- [TASK TO CARRY OUT] Say how many lines contain the word "them" and give no other text.

- [TASK DATA]
------------------------

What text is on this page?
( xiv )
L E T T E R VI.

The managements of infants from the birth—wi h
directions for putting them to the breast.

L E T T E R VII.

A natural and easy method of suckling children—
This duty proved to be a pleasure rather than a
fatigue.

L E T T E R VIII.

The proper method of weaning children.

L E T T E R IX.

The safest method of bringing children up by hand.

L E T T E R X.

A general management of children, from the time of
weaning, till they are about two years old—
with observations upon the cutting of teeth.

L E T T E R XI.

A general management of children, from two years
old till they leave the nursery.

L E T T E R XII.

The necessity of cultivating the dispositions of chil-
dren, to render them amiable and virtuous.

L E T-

------------------------

- [RESPONSE] 2